Copy out all of the material exactly.

[Start MATERIALS PROVIDED]

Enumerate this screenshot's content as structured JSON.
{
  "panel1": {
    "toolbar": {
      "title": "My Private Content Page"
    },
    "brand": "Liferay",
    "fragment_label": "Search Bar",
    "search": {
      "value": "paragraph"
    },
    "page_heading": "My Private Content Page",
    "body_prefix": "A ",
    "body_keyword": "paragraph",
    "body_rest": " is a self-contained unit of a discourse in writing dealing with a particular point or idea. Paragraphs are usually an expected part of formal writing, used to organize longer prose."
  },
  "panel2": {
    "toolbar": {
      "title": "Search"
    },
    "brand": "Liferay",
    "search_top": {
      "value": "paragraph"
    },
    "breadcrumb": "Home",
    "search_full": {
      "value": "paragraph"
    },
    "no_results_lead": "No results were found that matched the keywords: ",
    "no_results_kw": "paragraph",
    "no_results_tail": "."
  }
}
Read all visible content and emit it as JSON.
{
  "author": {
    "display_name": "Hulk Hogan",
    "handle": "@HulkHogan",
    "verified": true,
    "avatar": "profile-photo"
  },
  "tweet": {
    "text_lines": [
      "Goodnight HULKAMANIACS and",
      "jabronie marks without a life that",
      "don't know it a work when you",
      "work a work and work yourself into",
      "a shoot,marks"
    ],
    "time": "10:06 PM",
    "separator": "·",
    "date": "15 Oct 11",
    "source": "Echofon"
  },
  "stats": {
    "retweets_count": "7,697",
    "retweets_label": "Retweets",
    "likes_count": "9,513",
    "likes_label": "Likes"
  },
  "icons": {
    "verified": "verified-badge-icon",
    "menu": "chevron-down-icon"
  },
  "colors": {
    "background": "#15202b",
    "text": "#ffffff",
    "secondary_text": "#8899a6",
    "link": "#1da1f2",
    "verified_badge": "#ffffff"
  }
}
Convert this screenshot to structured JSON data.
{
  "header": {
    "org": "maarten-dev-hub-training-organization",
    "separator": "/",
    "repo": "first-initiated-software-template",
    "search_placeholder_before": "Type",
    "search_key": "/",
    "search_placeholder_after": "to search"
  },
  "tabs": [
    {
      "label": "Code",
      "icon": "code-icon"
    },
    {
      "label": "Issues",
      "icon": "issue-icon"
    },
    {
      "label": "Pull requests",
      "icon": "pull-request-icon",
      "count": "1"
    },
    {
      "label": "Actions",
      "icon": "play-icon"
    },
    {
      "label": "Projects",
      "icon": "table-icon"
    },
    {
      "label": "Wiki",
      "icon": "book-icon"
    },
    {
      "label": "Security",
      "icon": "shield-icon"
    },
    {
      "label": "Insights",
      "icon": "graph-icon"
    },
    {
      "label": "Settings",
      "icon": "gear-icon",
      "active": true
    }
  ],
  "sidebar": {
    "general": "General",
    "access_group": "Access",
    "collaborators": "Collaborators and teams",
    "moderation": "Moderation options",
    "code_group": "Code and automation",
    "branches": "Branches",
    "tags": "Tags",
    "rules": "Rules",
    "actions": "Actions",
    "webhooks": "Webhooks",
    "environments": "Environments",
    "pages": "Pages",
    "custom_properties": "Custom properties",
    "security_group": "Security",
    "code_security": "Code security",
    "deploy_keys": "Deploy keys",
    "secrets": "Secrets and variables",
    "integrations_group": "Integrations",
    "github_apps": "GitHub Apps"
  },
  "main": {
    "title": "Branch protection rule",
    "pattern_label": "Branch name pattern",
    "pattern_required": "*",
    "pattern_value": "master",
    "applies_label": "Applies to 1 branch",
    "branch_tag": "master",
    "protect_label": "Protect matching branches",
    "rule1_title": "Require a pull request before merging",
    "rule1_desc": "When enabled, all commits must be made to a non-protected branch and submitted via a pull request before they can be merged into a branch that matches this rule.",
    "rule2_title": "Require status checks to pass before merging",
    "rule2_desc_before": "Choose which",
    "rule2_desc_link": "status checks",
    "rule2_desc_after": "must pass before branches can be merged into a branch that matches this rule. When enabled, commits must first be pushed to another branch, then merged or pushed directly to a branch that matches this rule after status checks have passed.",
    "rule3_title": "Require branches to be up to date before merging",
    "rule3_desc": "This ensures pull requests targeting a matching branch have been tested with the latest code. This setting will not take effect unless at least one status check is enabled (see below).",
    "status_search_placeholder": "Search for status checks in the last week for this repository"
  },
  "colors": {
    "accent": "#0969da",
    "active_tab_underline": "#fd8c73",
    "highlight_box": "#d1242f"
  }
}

[End MATERIALS PROVIDED]

> [COMPLETE ANSWER]:
Enumerate this screenshot's content as structured JSON.
{
  "panel1": {
    "toolbar": {
      "title": "My Private Content Page"
    },
    "brand": "Liferay",
    "fragment_label": "Search Bar",
    "search": {
      "value": "paragraph"
    },
    "page_heading": "My Private Content Page",
    "body_prefix": "A ",
    "body_keyword": "paragraph",
    "body_rest": " is a self-contained unit of a discourse in writing dealing with a particular point or idea. Paragraphs are usually an expected part of formal writing, used to organize longer prose."
  },
  "panel2": {
    "toolbar": {
      "title": "Search"
    },
    "brand": "Liferay",
    "search_top": {
      "value": "paragraph"
    },
    "breadcrumb": "Home",
    "search_full": {
      "value": "paragraph"
    },
    "no_results_lead": "No results were found that matched the keywords: ",
    "no_results_kw": "paragraph",
    "no_results_tail": "."
  }
}
Read all visible content and emit it as JSON.
{
  "author": {
    "display_name": "Hulk Hogan",
    "handle": "@HulkHogan",
    "verified": true,
    "avatar": "profile-photo"
  },
  "tweet": {
    "text_lines": [
      "Goodnight HULKAMANIACS and",
      "jabronie marks without a life that",
      "don't know it a work when you",
      "work a work and work yourself into",
      "a shoot,marks"
    ],
    "time": "10:06 PM",
    "separator": "·",
    "date": "15 Oct 11",
    "source": "Echofon"
  },
  "stats": {
    "retweets_count": "7,697",
    "retweets_label": "Retweets",
    "likes_count": "9,513",
    "likes_label": "Likes"
  },
  "icons": {
    "verified": "verified-badge-icon",
    "menu": "chevron-down-icon"
  },
  "colors": {
    "background": "#15202b",
    "text": "#ffffff",
    "secondary_text": "#8899a6",
    "link": "#1da1f2",
    "verified_badge": "#ffffff"
  }
}
Convert this screenshot to structured JSON data.
{
  "header": {
    "org": "maarten-dev-hub-training-organization",
    "separator": "/",
    "repo": "first-initiated-software-template",
    "search_placeholder_before": "Type",
    "search_key": "/",
    "search_placeholder_after": "to search"
  },
  "tabs": [
    {
      "label": "Code",
      "icon": "code-icon"
    },
    {
      "label": "Issues",
      "icon": "issue-icon"
    },
    {
      "label": "Pull requests",
      "icon": "pull-request-icon",
      "count": "1"
    },
    {
      "label": "Actions",
      "icon": "play-icon"
    },
    {
      "label": "Projects",
      "icon": "table-icon"
    },
    {
      "label": "Wiki",
      "icon": "book-icon"
    },
    {
      "label": "Security",
      "icon": "shield-icon"
    },
    {
      "label": "Insights",
      "icon": "graph-icon"
    },
    {
      "label": "Settings",
      "icon": "gear-icon",
      "active": true
    }
  ],
  "sidebar": {
    "general": "General",
    "access_group": "Access",
    "collaborators": "Collaborators and teams",
    "moderation": "Moderation options",
    "code_group": "Code and automation",
    "branches": "Branches",
    "tags": "Tags",
    "rules": "Rules",
    "actions": "Actions",
    "webhooks": "Webhooks",
    "environments": "Environments",
    "pages": "Pages",
    "custom_properties": "Custom properties",
    "security_group": "Security",
    "code_security": "Code security",
    "deploy_keys": "Deploy keys",
    "secrets": "Secrets and variables",
    "integrations_group": "Integrations",
    "github_apps": "GitHub Apps"
  },
  "main": {
    "title": "Branch protection rule",
    "pattern_label": "Branch name pattern",
    "pattern_required": "*",
    "pattern_value": "master",
    "applies_label": "Applies to 1 branch",
    "branch_tag": "master",
    "protect_label": "Protect matching branches",
    "rule1_title": "Require a pull request before merging",
    "rule1_desc": "When enabled, all commits must be made to a non-protected branch and submitted via a pull request before they can be merged into a branch that matches this rule.",
    "rule2_title": "Require status checks to pass before merging",
    "rule2_desc_before": "Choose which",
    "rule2_desc_link": "status checks",
    "rule2_desc_after": "must pass before branches can be merged into a branch that matches this rule. When enabled, commits must first be pushed to another branch, then merged or pushed directly to a branch that matches this rule after status checks have passed.",
    "rule3_title": "Require branches to be up to date before merging",
    "rule3_desc": "This ensures pull requests targeting a matching branch have been tested with the latest code. This setting will not take effect unless at least one status check is enabled (see below).",
    "status_search_placeholder": "Search for status checks in the last week for this repository"
  },
  "colors": {
    "accent": "#0969da",
    "active_tab_underline": "#fd8c73",
    "highlight_box": "#d1242f"
  }
}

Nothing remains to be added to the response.